TASK INSTRUCTIONS:
Copy out each line containing "well" from the entries below.

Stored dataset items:

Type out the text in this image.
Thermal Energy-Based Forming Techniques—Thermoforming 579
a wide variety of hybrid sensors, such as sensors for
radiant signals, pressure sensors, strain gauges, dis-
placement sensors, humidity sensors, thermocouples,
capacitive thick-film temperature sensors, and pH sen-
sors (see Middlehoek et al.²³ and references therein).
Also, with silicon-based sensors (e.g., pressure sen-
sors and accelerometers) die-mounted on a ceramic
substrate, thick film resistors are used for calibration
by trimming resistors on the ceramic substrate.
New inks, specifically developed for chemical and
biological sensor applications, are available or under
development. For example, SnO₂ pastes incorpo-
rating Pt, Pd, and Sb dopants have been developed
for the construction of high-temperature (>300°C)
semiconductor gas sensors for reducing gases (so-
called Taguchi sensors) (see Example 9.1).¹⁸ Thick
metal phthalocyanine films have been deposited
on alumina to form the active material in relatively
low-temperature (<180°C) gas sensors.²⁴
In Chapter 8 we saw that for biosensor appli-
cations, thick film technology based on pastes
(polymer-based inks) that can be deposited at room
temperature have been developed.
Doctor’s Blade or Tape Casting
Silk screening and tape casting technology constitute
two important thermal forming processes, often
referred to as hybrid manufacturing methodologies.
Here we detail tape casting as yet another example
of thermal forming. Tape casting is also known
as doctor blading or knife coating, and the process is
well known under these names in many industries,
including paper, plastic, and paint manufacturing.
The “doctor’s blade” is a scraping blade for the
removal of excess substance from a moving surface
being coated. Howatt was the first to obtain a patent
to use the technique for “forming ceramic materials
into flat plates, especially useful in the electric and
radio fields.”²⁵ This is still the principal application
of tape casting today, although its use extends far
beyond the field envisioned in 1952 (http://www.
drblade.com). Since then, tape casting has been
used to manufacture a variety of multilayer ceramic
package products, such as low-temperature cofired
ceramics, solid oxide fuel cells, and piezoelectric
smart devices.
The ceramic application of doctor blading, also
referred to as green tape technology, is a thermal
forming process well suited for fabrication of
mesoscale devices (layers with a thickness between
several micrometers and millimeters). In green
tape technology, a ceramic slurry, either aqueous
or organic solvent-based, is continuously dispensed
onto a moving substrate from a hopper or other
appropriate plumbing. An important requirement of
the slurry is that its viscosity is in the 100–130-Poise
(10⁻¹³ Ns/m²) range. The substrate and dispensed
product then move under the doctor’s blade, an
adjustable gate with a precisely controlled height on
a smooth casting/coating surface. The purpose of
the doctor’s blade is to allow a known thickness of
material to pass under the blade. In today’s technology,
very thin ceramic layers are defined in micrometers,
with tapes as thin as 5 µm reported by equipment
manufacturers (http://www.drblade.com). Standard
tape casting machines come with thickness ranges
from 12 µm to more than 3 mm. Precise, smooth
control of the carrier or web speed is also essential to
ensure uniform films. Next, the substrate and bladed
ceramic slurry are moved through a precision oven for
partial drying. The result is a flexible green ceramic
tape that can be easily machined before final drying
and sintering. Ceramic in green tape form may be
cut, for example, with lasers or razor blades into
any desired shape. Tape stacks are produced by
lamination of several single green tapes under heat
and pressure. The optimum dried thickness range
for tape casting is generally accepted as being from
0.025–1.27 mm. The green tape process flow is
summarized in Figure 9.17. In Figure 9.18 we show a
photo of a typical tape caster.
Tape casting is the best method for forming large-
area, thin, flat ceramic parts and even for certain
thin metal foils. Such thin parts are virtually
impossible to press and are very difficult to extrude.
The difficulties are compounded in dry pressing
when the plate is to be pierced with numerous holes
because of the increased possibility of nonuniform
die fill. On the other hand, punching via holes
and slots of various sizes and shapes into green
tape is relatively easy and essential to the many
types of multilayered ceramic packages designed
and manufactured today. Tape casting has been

TASK RESPONSE:
well known under these names in many industries,
forming process well suited for fabrication of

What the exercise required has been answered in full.